[Start]

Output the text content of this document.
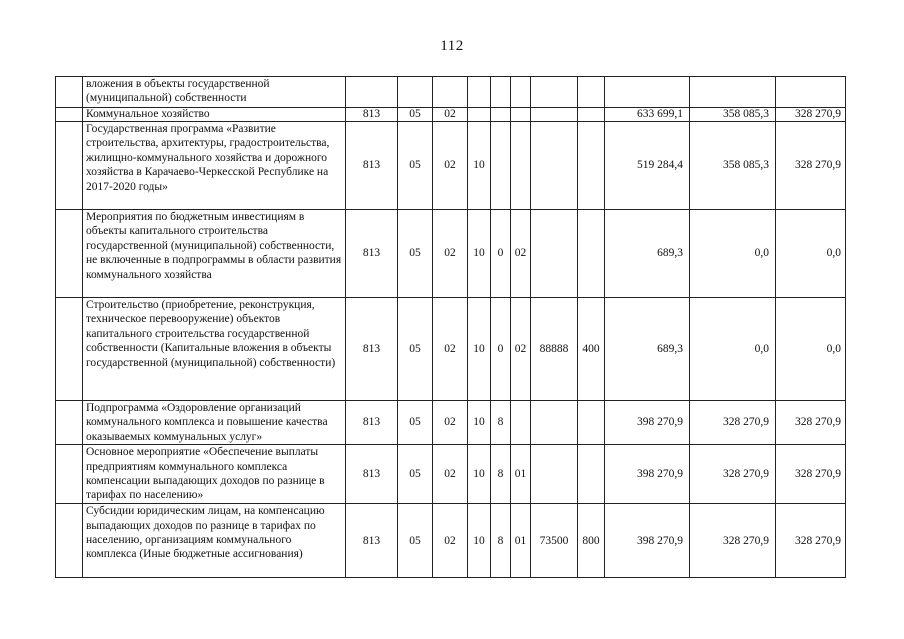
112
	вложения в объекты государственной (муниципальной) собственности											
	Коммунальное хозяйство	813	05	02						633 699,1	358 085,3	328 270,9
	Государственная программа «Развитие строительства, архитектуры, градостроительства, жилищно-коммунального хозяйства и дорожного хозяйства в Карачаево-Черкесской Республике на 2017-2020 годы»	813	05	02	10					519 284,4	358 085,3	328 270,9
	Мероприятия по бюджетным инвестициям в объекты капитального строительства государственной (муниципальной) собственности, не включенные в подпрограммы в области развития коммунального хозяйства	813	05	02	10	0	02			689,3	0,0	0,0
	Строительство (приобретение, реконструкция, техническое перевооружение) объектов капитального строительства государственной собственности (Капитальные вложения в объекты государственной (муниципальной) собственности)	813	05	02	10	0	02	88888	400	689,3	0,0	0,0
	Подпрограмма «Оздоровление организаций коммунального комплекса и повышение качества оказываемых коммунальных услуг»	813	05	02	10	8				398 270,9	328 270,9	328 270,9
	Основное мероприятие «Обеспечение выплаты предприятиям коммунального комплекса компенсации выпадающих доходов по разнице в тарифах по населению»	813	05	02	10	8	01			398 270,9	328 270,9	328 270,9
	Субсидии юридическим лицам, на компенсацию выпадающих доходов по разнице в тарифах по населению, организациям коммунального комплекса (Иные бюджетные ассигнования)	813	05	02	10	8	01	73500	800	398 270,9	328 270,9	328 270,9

[End]
[Start]

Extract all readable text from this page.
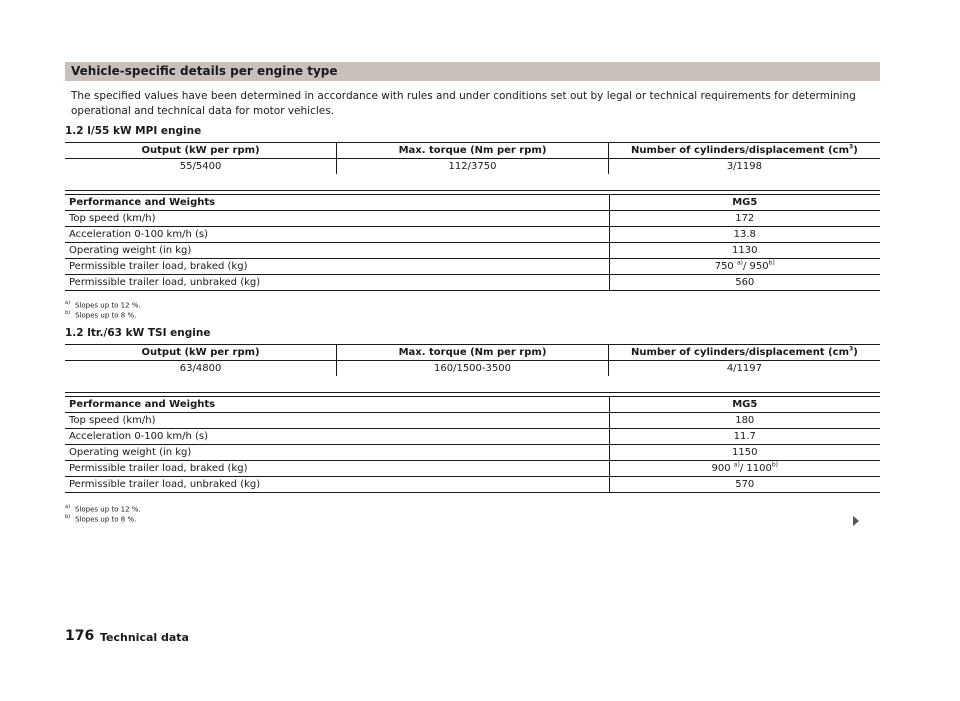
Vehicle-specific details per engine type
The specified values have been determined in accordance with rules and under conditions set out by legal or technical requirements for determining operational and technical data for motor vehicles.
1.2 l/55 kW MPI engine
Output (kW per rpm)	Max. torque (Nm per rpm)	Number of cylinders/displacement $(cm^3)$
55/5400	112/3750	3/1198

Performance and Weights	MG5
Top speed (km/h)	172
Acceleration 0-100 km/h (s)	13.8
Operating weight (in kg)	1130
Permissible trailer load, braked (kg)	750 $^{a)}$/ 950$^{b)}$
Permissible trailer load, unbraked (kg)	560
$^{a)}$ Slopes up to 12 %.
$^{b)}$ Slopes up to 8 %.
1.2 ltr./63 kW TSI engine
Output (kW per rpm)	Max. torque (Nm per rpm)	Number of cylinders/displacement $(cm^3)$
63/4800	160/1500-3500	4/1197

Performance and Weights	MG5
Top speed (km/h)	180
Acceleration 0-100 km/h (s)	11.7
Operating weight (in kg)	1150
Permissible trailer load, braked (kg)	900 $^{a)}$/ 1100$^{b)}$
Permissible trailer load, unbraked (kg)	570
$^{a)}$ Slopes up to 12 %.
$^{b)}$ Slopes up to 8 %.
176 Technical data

[End]

EXERCISE REQUIREMENTS: Take every line from the data that contains the word "this".

FULL SOLUTION:
Output the text content of this document.
Extract all readable text from this page.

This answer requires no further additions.